[PROBLEM DESCRIPTION]: Omit the pictures, please, and give each record below again exactly.

* start *

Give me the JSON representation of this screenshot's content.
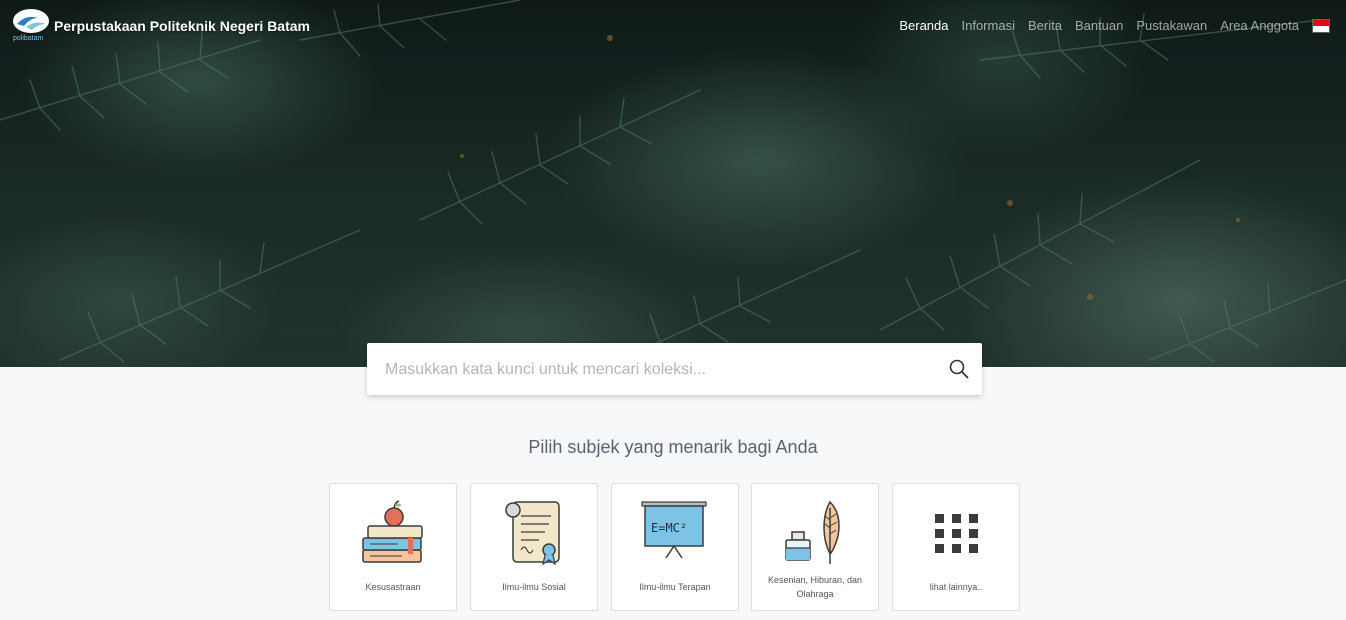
{
  "header": {
    "logo_text": "polibatam",
    "brand": "Perpustakaan Politeknik Negeri Batam",
    "nav": [
      {
        "label": "Beranda",
        "active": true
      },
      {
        "label": "Informasi",
        "active": false
      },
      {
        "label": "Berita",
        "active": false
      },
      {
        "label": "Bantuan",
        "active": false
      },
      {
        "label": "Pustakawan",
        "active": false
      },
      {
        "label": "Area Anggota",
        "active": false
      }
    ],
    "language_flag": "indonesia-flag-icon"
  },
  "search": {
    "placeholder": "Masukkan kata kunci untuk mencari koleksi...",
    "value": "",
    "icon": "search-icon"
  },
  "subjects": {
    "title": "Pilih subjek yang menarik bagi Anda",
    "items": [
      {
        "label": "Kesusastraan",
        "icon": "books-apple-icon"
      },
      {
        "label": "Ilmu-ilmu Sosial",
        "icon": "certificate-scroll-icon"
      },
      {
        "label": "Ilmu-ilmu Terapan",
        "icon": "formula-board-icon"
      },
      {
        "label": "Kesenian, Hiburan, dan Olahraga",
        "icon": "ink-quill-icon"
      },
      {
        "label": "lihat lainnya..",
        "icon": "grid-icon"
      }
    ]
  },
  "colors": {
    "accent_blue": "#7cc3e6",
    "hero_dark": "#1a2a25",
    "background": "#f7f8fa"
  }
}
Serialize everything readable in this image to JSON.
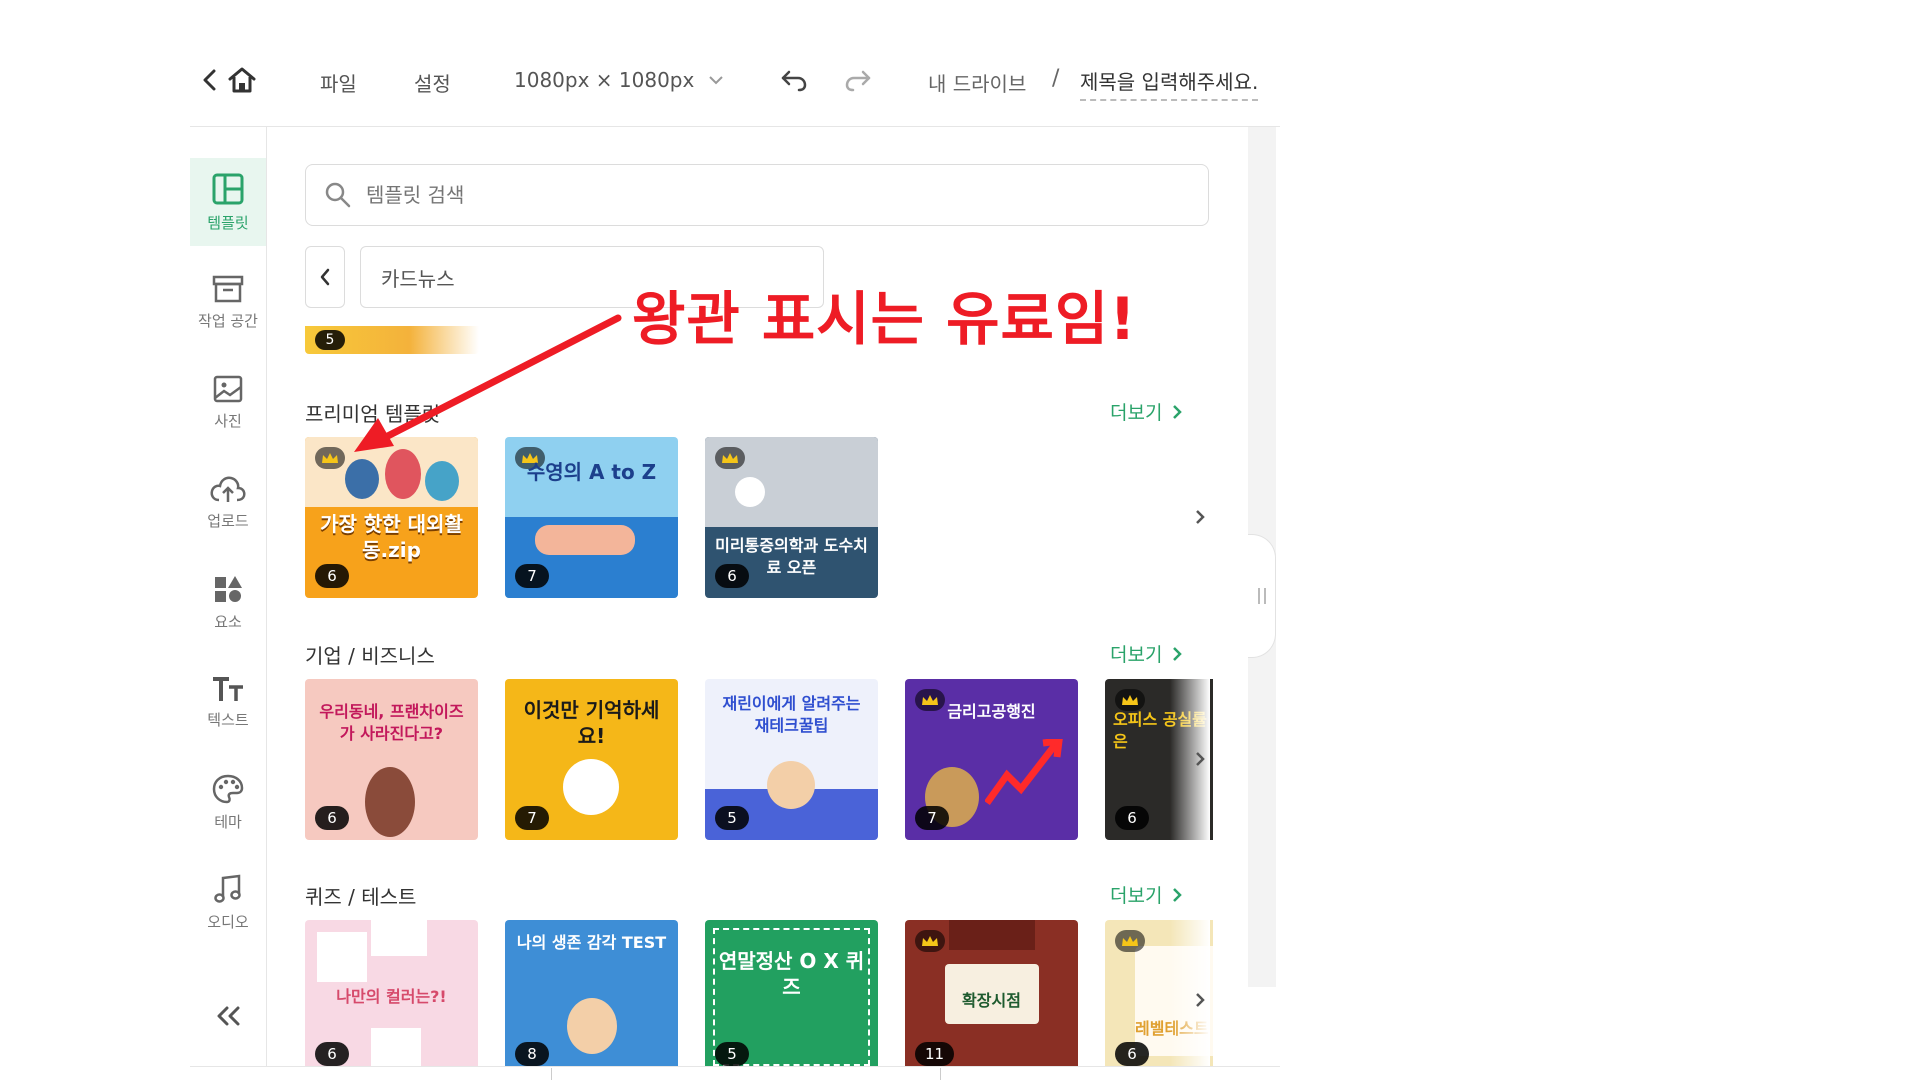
{
  "topbar": {
    "file": "파일",
    "settings": "설정",
    "size": "1080px × 1080px",
    "drive": "내 드라이브",
    "separator": "/",
    "doc_title": "제목을 입력해주세요."
  },
  "sidebar": {
    "items": [
      {
        "label": "템플릿",
        "icon": "layout-icon"
      },
      {
        "label": "작업 공간",
        "icon": "archive-icon"
      },
      {
        "label": "사진",
        "icon": "image-icon"
      },
      {
        "label": "업로드",
        "icon": "cloud-upload-icon"
      },
      {
        "label": "요소",
        "icon": "shapes-icon"
      },
      {
        "label": "텍스트",
        "icon": "text-icon"
      },
      {
        "label": "테마",
        "icon": "palette-icon"
      },
      {
        "label": "오디오",
        "icon": "music-note-icon"
      }
    ]
  },
  "panel": {
    "search_placeholder": "템플릿 검색",
    "category": "카드뉴스",
    "peek_count": "5",
    "sections": [
      {
        "title": "프리미엄 템플릿",
        "more": "더보기",
        "cards": [
          {
            "count": "6",
            "premium": true,
            "title": "가장 핫한 대외활동.zip",
            "bg": "#f7a21b"
          },
          {
            "count": "7",
            "premium": true,
            "title": "수영의 A to Z",
            "bg": "#8fd0f0"
          },
          {
            "count": "6",
            "premium": true,
            "title": "미리통증의학과 도수치료 오픈",
            "bg": "#2f5370"
          }
        ]
      },
      {
        "title": "기업 / 비즈니스",
        "more": "더보기",
        "cards": [
          {
            "count": "6",
            "premium": false,
            "title": "우리동네, 프랜차이즈가 사라진다고?",
            "bg": "#f6c9c0"
          },
          {
            "count": "7",
            "premium": false,
            "title": "이것만 기억하세요!",
            "bg": "#f5b718"
          },
          {
            "count": "5",
            "premium": false,
            "title": "재린이에게 알려주는 재테크꿀팁",
            "bg": "#eef1fb"
          },
          {
            "count": "7",
            "premium": true,
            "title": "금리고공행진",
            "bg": "#5a2ea6"
          },
          {
            "count": "6",
            "premium": true,
            "title": "오피스 공실률 내 공간은",
            "bg": "#2b2a28"
          }
        ]
      },
      {
        "title": "퀴즈 / 테스트",
        "more": "더보기",
        "cards": [
          {
            "count": "6",
            "premium": false,
            "title": "나만의 컬러는?!",
            "bg": "#f8d9e4"
          },
          {
            "count": "8",
            "premium": false,
            "title": "나의 생존 감각 TEST",
            "bg": "#3e8ed6"
          },
          {
            "count": "5",
            "premium": false,
            "title": "연말정산 O X 퀴즈",
            "bg": "#22a060"
          },
          {
            "count": "11",
            "premium": true,
            "title": "확장시점",
            "bg": "#8a2f24"
          },
          {
            "count": "6",
            "premium": true,
            "title": "레벨테스트",
            "bg": "#f4e6b8"
          }
        ]
      }
    ]
  },
  "annotation": {
    "text": "왕관 표시는 유료임!",
    "color": "#ee1c25"
  },
  "colors": {
    "accent": "#2aa36a",
    "accent_bg": "#e8f6ef"
  }
}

* end *

[ANSWER TO THIS PROBLEM]:
Give me the JSON representation of this screenshot's content.
{
  "header": {
    "logo_text": "polibatam",
    "brand": "Perpustakaan Politeknik Negeri Batam",
    "nav": [
      {
        "label": "Beranda",
        "active": true
      },
      {
        "label": "Informasi",
        "active": false
      },
      {
        "label": "Berita",
        "active": false
      },
      {
        "label": "Bantuan",
        "active": false
      },
      {
        "label": "Pustakawan",
        "active": false
      },
      {
        "label": "Area Anggota",
        "active": false
      }
    ],
    "language_flag": "indonesia-flag-icon"
  },
  "search": {
    "placeholder": "Masukkan kata kunci untuk mencari koleksi...",
    "value": "",
    "icon": "search-icon"
  },
  "subjects": {
    "title": "Pilih subjek yang menarik bagi Anda",
    "items": [
      {
        "label": "Kesusastraan",
        "icon": "books-apple-icon"
      },
      {
        "label": "Ilmu-ilmu Sosial",
        "icon": "certificate-scroll-icon"
      },
      {
        "label": "Ilmu-ilmu Terapan",
        "icon": "formula-board-icon"
      },
      {
        "label": "Kesenian, Hiburan, dan Olahraga",
        "icon": "ink-quill-icon"
      },
      {
        "label": "lihat lainnya..",
        "icon": "grid-icon"
      }
    ]
  },
  "colors": {
    "accent_blue": "#7cc3e6",
    "hero_dark": "#1a2a25",
    "background": "#f7f8fa"
  }
}
Serialize everything readable in this image to JSON.
{
  "topbar": {
    "file": "파일",
    "settings": "설정",
    "size": "1080px × 1080px",
    "drive": "내 드라이브",
    "separator": "/",
    "doc_title": "제목을 입력해주세요."
  },
  "sidebar": {
    "items": [
      {
        "label": "템플릿",
        "icon": "layout-icon"
      },
      {
        "label": "작업 공간",
        "icon": "archive-icon"
      },
      {
        "label": "사진",
        "icon": "image-icon"
      },
      {
        "label": "업로드",
        "icon": "cloud-upload-icon"
      },
      {
        "label": "요소",
        "icon": "shapes-icon"
      },
      {
        "label": "텍스트",
        "icon": "text-icon"
      },
      {
        "label": "테마",
        "icon": "palette-icon"
      },
      {
        "label": "오디오",
        "icon": "music-note-icon"
      }
    ]
  },
  "panel": {
    "search_placeholder": "템플릿 검색",
    "category": "카드뉴스",
    "peek_count": "5",
    "sections": [
      {
        "title": "프리미엄 템플릿",
        "more": "더보기",
        "cards": [
          {
            "count": "6",
            "premium": true,
            "title": "가장 핫한 대외활동.zip",
            "bg": "#f7a21b"
          },
          {
            "count": "7",
            "premium": true,
            "title": "수영의 A to Z",
            "bg": "#8fd0f0"
          },
          {
            "count": "6",
            "premium": true,
            "title": "미리통증의학과 도수치료 오픈",
            "bg": "#2f5370"
          }
        ]
      },
      {
        "title": "기업 / 비즈니스",
        "more": "더보기",
        "cards": [
          {
            "count": "6",
            "premium": false,
            "title": "우리동네, 프랜차이즈가 사라진다고?",
            "bg": "#f6c9c0"
          },
          {
            "count": "7",
            "premium": false,
            "title": "이것만 기억하세요!",
            "bg": "#f5b718"
          },
          {
            "count": "5",
            "premium": false,
            "title": "재린이에게 알려주는 재테크꿀팁",
            "bg": "#eef1fb"
          },
          {
            "count": "7",
            "premium": true,
            "title": "금리고공행진",
            "bg": "#5a2ea6"
          },
          {
            "count": "6",
            "premium": true,
            "title": "오피스 공실률 내 공간은",
            "bg": "#2b2a28"
          }
        ]
      },
      {
        "title": "퀴즈 / 테스트",
        "more": "더보기",
        "cards": [
          {
            "count": "6",
            "premium": false,
            "title": "나만의 컬러는?!",
            "bg": "#f8d9e4"
          },
          {
            "count": "8",
            "premium": false,
            "title": "나의 생존 감각 TEST",
            "bg": "#3e8ed6"
          },
          {
            "count": "5",
            "premium": false,
            "title": "연말정산 O X 퀴즈",
            "bg": "#22a060"
          },
          {
            "count": "11",
            "premium": true,
            "title": "확장시점",
            "bg": "#8a2f24"
          },
          {
            "count": "6",
            "premium": true,
            "title": "레벨테스트",
            "bg": "#f4e6b8"
          }
        ]
      }
    ]
  },
  "annotation": {
    "text": "왕관 표시는 유료임!",
    "color": "#ee1c25"
  },
  "colors": {
    "accent": "#2aa36a",
    "accent_bg": "#e8f6ef"
  }
}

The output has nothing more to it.